▶ _Source records_
▽

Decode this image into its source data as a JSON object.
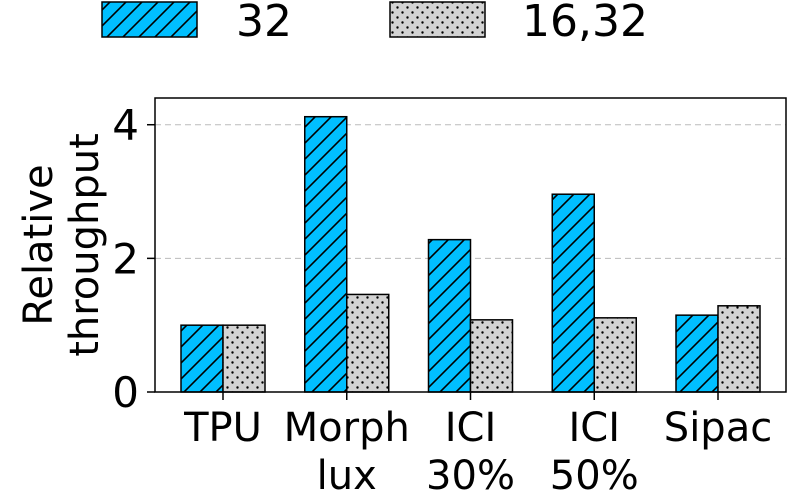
{
  "chart_data": {
    "type": "bar",
    "categories": [
      [
        "TPU"
      ],
      [
        "Morph",
        "lux"
      ],
      [
        "ICI",
        "30%"
      ],
      [
        "ICI",
        "50%"
      ],
      [
        "Sipac"
      ]
    ],
    "series": [
      {
        "name": "32",
        "values": [
          1.0,
          4.12,
          2.28,
          2.96,
          1.15
        ],
        "color": "#00bfff",
        "pattern": "diagonal-hatch"
      },
      {
        "name": "16,32",
        "values": [
          1.0,
          1.46,
          1.08,
          1.11,
          1.29
        ],
        "color": "#d3d3d3",
        "pattern": "dots"
      }
    ],
    "xlabel": "",
    "ylabel": [
      "Relative",
      "throughput"
    ],
    "ylim": [
      0,
      4.4
    ],
    "yticks": [
      0,
      2,
      4
    ],
    "grid": "y-dashed",
    "legend": "top"
  }
}
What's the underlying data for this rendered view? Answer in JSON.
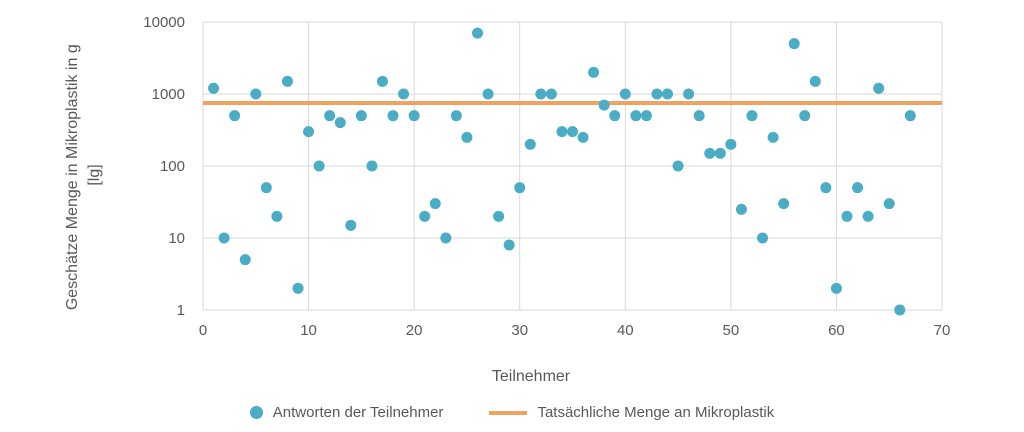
{
  "colors": {
    "points": "#4AACC5",
    "line": "#F0A35E",
    "grid": "#D9D9D9",
    "text": "#595959"
  },
  "chart_data": {
    "type": "scatter",
    "title": "",
    "xlabel": "Teilnehmer",
    "ylabel_lines": [
      "Geschätze Menge in Mikroplastik in g",
      "[lg]"
    ],
    "xlim": [
      0,
      70
    ],
    "ylim": [
      1,
      10000
    ],
    "yscale": "log",
    "x_ticks": [
      "0",
      "10",
      "20",
      "30",
      "40",
      "50",
      "60",
      "70"
    ],
    "y_ticks": [
      "1",
      "10",
      "100",
      "1000",
      "10000"
    ],
    "grid": true,
    "legend_position": "bottom",
    "series": [
      {
        "name": "Antworten der Teilnehmer",
        "kind": "scatter",
        "x": [
          1,
          2,
          3,
          4,
          5,
          6,
          7,
          8,
          9,
          10,
          11,
          12,
          13,
          14,
          15,
          16,
          17,
          18,
          19,
          20,
          21,
          22,
          23,
          24,
          25,
          26,
          27,
          28,
          29,
          30,
          31,
          32,
          33,
          34,
          35,
          36,
          37,
          38,
          39,
          40,
          41,
          42,
          43,
          44,
          45,
          46,
          47,
          48,
          49,
          50,
          51,
          52,
          53,
          54,
          55,
          56,
          57,
          58,
          59,
          60,
          61,
          62,
          63,
          64,
          65,
          66,
          67
        ],
        "y": [
          1200,
          10,
          500,
          5,
          1000,
          50,
          20,
          1500,
          2,
          300,
          100,
          500,
          400,
          15,
          500,
          100,
          1500,
          500,
          1000,
          500,
          20,
          30,
          10,
          500,
          250,
          7000,
          1000,
          20,
          8,
          50,
          200,
          1000,
          1000,
          300,
          300,
          250,
          2000,
          700,
          500,
          1000,
          500,
          500,
          1000,
          1000,
          100,
          1000,
          500,
          150,
          150,
          200,
          25,
          500,
          10,
          250,
          30,
          5000,
          500,
          1500,
          50,
          2,
          20,
          50,
          20,
          1200,
          30,
          1,
          500
        ]
      },
      {
        "name": "Tatsächliche Menge an Mikroplastik",
        "kind": "line",
        "y_constant": 750
      }
    ]
  }
}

△

▶ _Your objective_
Reproduce the full material exactly, excluding the pictures.

▶ _Final answer_
Decode this image into its source data as a JSON object.
{
  "chart_data": {
    "type": "bar",
    "categories": [
      [
        "TPU"
      ],
      [
        "Morph",
        "lux"
      ],
      [
        "ICI",
        "30%"
      ],
      [
        "ICI",
        "50%"
      ],
      [
        "Sipac"
      ]
    ],
    "series": [
      {
        "name": "32",
        "values": [
          1.0,
          4.12,
          2.28,
          2.96,
          1.15
        ],
        "color": "#00bfff",
        "pattern": "diagonal-hatch"
      },
      {
        "name": "16,32",
        "values": [
          1.0,
          1.46,
          1.08,
          1.11,
          1.29
        ],
        "color": "#d3d3d3",
        "pattern": "dots"
      }
    ],
    "xlabel": "",
    "ylabel": [
      "Relative",
      "throughput"
    ],
    "ylim": [
      0,
      4.4
    ],
    "yticks": [
      0,
      2,
      4
    ],
    "grid": "y-dashed",
    "legend": "top"
  }
}
What's the underlying data for this rendered view? Answer in JSON.
{
  "colors": {
    "points": "#4AACC5",
    "line": "#F0A35E",
    "grid": "#D9D9D9",
    "text": "#595959"
  },
  "chart_data": {
    "type": "scatter",
    "title": "",
    "xlabel": "Teilnehmer",
    "ylabel_lines": [
      "Geschätze Menge in Mikroplastik in g",
      "[lg]"
    ],
    "xlim": [
      0,
      70
    ],
    "ylim": [
      1,
      10000
    ],
    "yscale": "log",
    "x_ticks": [
      "0",
      "10",
      "20",
      "30",
      "40",
      "50",
      "60",
      "70"
    ],
    "y_ticks": [
      "1",
      "10",
      "100",
      "1000",
      "10000"
    ],
    "grid": true,
    "legend_position": "bottom",
    "series": [
      {
        "name": "Antworten der Teilnehmer",
        "kind": "scatter",
        "x": [
          1,
          2,
          3,
          4,
          5,
          6,
          7,
          8,
          9,
          10,
          11,
          12,
          13,
          14,
          15,
          16,
          17,
          18,
          19,
          20,
          21,
          22,
          23,
          24,
          25,
          26,
          27,
          28,
          29,
          30,
          31,
          32,
          33,
          34,
          35,
          36,
          37,
          38,
          39,
          40,
          41,
          42,
          43,
          44,
          45,
          46,
          47,
          48,
          49,
          50,
          51,
          52,
          53,
          54,
          55,
          56,
          57,
          58,
          59,
          60,
          61,
          62,
          63,
          64,
          65,
          66,
          67
        ],
        "y": [
          1200,
          10,
          500,
          5,
          1000,
          50,
          20,
          1500,
          2,
          300,
          100,
          500,
          400,
          15,
          500,
          100,
          1500,
          500,
          1000,
          500,
          20,
          30,
          10,
          500,
          250,
          7000,
          1000,
          20,
          8,
          50,
          200,
          1000,
          1000,
          300,
          300,
          250,
          2000,
          700,
          500,
          1000,
          500,
          500,
          1000,
          1000,
          100,
          1000,
          500,
          150,
          150,
          200,
          25,
          500,
          10,
          250,
          30,
          5000,
          500,
          1500,
          50,
          2,
          20,
          50,
          20,
          1200,
          30,
          1,
          500
        ]
      },
      {
        "name": "Tatsächliche Menge an Mikroplastik",
        "kind": "line",
        "y_constant": 750
      }
    ]
  }
}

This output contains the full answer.